Problem –
Return the lines below that carry the word "name".

Data to use –
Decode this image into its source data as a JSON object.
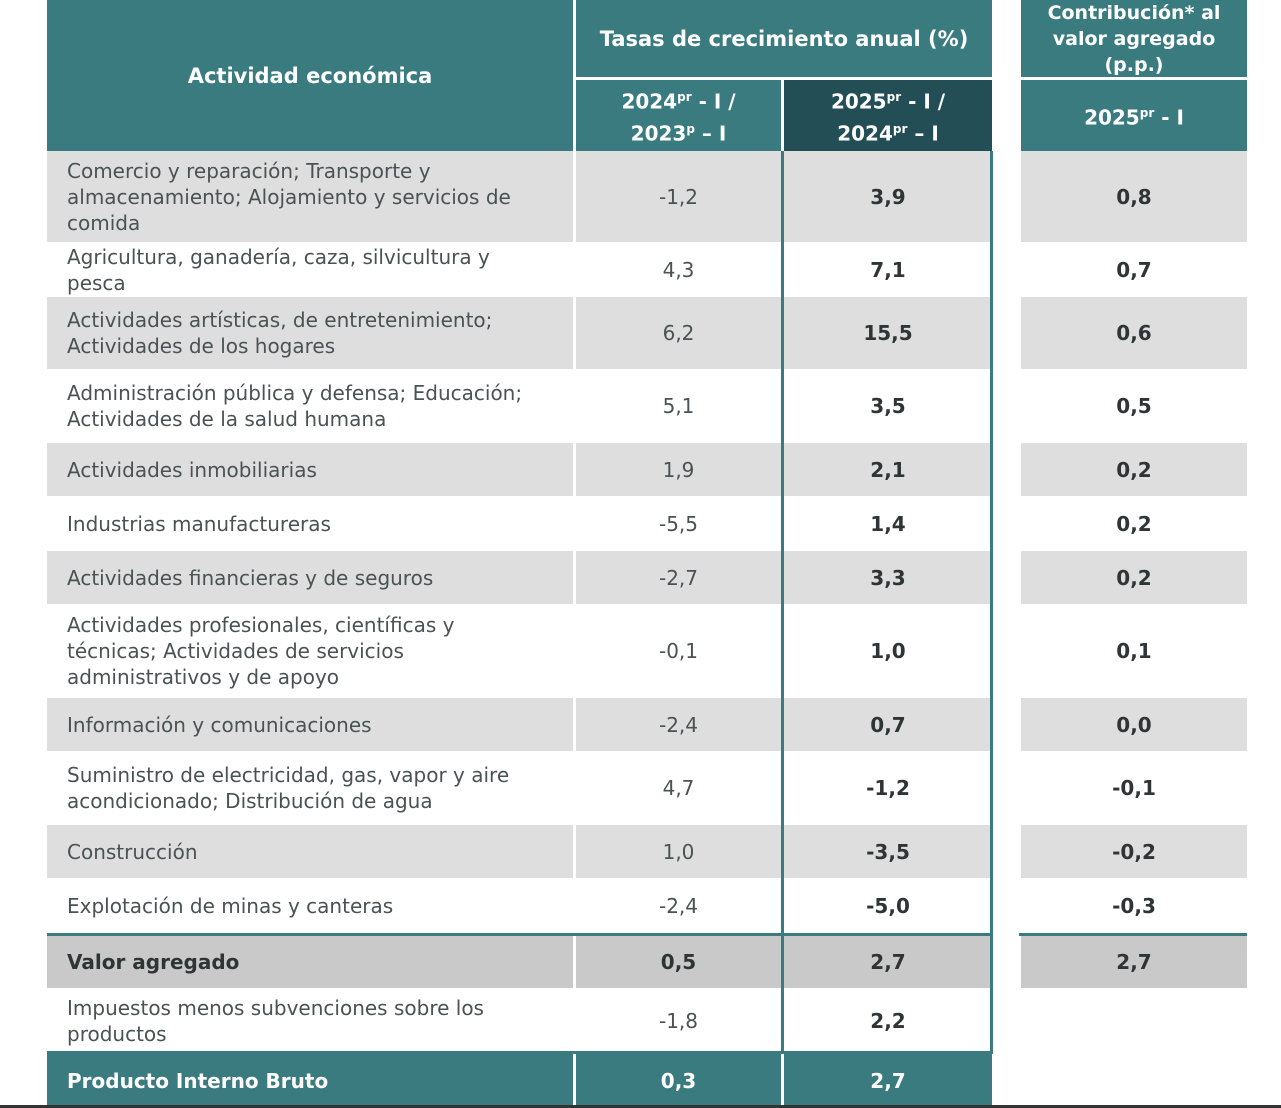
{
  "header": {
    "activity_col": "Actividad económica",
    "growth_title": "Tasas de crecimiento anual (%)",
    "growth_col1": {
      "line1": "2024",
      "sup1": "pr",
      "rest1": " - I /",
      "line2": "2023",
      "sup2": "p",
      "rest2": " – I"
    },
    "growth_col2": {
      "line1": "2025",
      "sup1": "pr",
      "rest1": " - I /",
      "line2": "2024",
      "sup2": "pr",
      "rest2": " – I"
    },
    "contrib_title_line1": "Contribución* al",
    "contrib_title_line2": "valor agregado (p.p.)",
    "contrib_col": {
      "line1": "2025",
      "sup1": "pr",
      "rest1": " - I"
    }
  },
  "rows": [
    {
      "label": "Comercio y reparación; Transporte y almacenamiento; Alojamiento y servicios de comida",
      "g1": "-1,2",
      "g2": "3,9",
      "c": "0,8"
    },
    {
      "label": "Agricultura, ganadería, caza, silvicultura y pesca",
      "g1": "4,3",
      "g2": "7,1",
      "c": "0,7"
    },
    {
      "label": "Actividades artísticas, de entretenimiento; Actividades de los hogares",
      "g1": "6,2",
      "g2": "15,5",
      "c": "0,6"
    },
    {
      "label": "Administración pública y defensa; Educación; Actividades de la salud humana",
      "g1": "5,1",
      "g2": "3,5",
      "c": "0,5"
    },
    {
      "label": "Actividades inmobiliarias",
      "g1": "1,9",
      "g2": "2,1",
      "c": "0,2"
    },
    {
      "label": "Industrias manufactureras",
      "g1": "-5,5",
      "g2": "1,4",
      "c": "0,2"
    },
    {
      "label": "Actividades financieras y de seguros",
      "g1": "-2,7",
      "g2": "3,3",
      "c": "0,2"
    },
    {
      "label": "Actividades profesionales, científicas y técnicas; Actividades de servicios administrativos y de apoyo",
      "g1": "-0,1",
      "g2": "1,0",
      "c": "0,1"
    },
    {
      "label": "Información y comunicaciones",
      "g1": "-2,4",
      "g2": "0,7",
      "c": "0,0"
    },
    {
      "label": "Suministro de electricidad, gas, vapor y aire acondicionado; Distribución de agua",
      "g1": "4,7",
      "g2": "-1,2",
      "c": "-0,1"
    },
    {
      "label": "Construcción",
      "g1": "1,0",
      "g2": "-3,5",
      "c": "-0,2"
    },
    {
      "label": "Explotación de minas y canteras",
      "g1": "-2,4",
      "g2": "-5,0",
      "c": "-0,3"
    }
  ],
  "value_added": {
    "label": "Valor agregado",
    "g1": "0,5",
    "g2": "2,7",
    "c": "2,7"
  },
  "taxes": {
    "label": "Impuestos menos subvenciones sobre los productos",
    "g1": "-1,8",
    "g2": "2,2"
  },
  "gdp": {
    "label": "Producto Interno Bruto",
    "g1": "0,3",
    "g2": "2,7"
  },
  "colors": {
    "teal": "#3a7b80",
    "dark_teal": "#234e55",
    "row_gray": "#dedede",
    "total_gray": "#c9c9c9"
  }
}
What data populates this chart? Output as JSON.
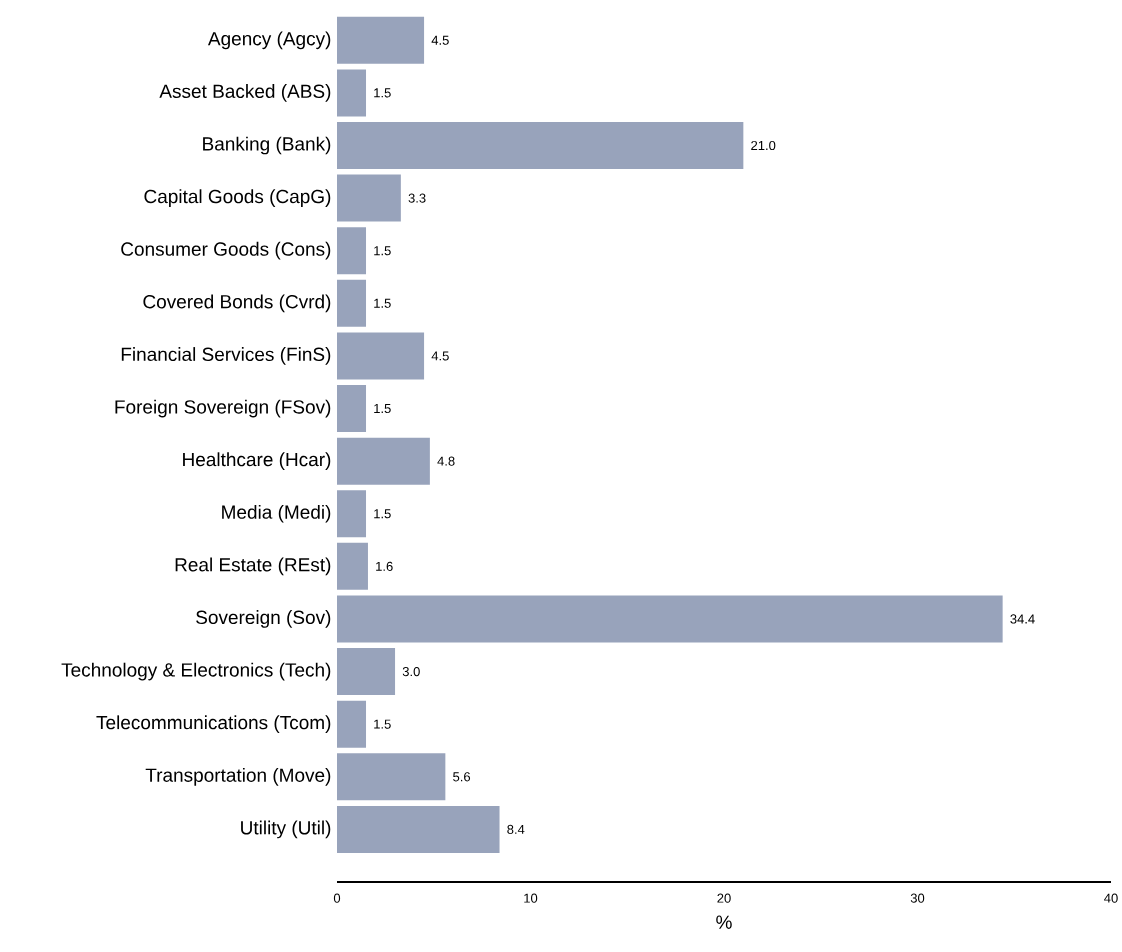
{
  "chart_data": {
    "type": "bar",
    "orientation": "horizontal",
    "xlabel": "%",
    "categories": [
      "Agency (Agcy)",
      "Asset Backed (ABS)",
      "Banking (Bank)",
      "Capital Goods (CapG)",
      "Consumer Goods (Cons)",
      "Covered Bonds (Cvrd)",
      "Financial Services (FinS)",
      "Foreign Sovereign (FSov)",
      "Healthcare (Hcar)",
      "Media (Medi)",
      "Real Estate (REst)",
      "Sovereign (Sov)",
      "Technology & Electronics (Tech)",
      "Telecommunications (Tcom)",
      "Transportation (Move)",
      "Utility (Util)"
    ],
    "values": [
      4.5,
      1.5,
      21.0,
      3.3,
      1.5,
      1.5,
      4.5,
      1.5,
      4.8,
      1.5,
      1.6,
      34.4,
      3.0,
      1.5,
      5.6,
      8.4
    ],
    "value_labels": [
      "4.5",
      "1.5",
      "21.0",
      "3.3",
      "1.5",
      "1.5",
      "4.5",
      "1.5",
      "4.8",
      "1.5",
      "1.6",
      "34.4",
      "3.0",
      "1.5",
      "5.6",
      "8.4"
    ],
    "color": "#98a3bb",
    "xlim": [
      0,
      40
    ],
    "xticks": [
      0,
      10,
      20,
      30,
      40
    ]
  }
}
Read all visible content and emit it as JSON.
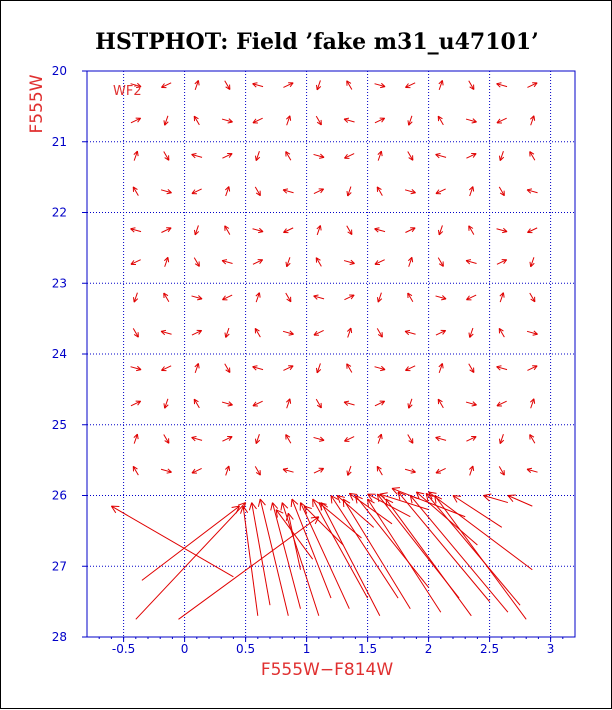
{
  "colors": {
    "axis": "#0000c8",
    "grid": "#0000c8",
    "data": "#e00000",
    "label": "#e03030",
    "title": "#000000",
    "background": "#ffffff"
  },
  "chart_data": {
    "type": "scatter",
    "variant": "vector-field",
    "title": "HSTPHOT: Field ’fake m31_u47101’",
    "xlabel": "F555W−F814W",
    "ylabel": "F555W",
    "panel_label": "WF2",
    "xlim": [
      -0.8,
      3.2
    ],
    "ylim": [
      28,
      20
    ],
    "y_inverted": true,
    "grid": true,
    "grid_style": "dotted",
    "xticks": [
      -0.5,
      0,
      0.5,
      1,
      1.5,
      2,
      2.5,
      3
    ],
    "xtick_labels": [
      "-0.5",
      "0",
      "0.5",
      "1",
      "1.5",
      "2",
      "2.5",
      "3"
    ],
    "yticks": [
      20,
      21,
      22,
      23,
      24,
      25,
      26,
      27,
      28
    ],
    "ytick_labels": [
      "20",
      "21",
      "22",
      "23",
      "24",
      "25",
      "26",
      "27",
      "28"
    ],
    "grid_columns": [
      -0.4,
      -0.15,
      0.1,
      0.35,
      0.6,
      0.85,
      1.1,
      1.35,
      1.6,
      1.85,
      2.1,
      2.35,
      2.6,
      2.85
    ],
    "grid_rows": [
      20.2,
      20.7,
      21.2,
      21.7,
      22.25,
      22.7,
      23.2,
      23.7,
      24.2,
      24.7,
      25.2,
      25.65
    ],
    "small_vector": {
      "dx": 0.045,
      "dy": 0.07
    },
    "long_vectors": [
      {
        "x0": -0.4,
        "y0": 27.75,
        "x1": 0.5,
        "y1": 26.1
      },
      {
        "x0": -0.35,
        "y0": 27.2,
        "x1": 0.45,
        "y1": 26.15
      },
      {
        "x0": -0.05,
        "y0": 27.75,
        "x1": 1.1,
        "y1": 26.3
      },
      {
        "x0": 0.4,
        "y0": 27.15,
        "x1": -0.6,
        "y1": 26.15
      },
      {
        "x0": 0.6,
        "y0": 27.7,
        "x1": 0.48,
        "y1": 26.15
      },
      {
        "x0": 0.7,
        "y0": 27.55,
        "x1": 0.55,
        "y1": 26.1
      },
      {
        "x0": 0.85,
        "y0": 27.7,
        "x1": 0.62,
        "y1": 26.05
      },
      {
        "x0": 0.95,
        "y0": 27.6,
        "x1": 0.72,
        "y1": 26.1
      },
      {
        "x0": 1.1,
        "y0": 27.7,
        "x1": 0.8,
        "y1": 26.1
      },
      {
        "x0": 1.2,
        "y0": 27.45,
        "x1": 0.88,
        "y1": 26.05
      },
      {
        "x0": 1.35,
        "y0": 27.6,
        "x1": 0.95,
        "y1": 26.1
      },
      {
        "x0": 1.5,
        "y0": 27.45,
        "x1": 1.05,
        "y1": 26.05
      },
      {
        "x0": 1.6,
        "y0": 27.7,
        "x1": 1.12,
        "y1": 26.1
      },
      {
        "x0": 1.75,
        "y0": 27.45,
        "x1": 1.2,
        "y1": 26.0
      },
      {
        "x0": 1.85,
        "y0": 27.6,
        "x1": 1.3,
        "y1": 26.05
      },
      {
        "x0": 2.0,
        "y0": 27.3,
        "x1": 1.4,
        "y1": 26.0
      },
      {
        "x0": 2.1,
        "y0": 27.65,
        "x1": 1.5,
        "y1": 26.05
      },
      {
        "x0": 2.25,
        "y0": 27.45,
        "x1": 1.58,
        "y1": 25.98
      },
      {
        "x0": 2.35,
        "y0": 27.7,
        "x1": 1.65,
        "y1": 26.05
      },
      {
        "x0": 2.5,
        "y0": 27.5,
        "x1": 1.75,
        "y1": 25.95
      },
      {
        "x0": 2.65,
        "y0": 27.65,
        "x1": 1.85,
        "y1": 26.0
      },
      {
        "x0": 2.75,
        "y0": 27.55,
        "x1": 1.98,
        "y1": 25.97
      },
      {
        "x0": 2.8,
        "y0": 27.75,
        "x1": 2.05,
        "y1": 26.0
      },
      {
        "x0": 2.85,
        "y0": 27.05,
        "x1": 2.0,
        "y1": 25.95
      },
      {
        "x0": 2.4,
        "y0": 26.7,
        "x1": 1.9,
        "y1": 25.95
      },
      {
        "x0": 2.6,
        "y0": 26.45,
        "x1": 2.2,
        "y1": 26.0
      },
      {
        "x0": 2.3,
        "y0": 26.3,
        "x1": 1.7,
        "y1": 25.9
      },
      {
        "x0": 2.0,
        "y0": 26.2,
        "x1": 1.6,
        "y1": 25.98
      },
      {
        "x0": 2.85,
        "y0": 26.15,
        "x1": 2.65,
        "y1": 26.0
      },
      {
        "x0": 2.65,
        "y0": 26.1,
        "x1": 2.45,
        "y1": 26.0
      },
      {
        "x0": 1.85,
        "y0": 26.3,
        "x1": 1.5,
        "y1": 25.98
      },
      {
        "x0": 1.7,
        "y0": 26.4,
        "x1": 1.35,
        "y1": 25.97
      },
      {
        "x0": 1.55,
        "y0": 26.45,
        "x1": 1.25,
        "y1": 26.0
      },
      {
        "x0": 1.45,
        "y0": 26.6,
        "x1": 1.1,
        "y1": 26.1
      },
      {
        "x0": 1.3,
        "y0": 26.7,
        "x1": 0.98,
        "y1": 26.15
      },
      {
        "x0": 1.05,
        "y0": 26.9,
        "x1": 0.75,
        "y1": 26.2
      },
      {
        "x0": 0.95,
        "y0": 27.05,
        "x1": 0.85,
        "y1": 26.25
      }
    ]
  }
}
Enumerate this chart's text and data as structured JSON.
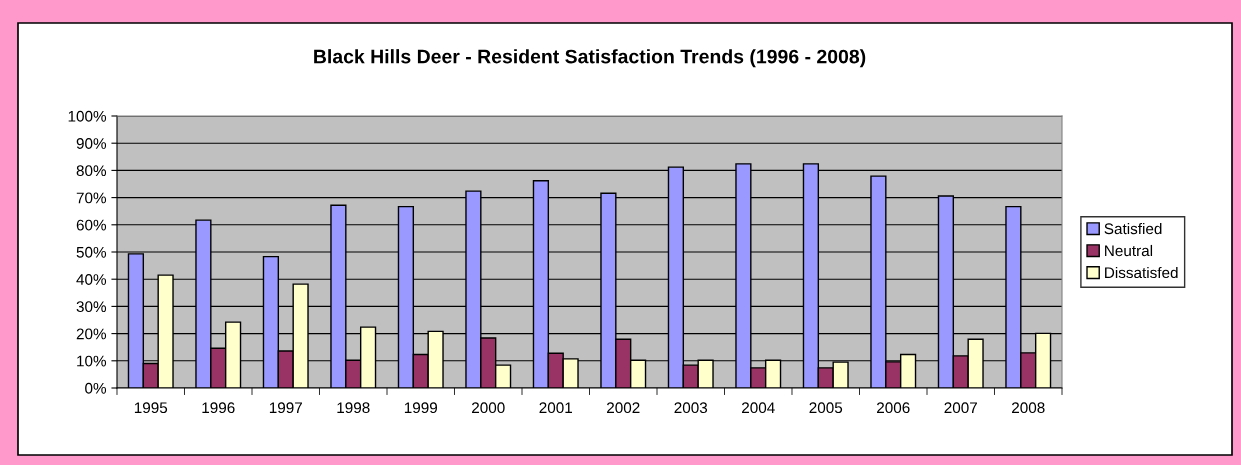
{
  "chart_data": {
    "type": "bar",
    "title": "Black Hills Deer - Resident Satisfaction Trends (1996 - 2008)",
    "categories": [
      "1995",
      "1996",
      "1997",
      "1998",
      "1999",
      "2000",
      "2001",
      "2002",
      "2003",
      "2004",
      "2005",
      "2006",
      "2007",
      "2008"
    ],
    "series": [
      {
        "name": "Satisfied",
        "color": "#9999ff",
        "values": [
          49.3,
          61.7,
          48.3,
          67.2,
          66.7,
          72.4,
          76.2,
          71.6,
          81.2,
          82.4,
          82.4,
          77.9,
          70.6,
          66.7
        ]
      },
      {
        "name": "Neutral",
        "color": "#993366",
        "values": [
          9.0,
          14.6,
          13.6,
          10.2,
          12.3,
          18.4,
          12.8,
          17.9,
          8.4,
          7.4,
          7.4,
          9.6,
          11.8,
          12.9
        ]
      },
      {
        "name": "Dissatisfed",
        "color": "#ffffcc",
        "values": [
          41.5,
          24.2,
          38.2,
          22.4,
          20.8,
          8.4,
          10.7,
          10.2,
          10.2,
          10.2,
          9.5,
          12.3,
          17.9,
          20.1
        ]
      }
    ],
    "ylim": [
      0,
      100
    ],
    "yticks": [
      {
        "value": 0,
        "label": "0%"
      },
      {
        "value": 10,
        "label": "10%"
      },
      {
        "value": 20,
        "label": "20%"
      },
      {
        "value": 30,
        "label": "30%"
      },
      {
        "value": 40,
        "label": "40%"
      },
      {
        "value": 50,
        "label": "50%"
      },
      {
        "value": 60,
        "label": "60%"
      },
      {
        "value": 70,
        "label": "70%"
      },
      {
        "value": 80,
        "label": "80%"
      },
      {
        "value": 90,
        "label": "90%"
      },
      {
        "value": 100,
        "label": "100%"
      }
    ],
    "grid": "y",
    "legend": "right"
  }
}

Full answer –
        "name": "Satisfied",
        "name": "Neutral",
        "name": "Dissatisfed",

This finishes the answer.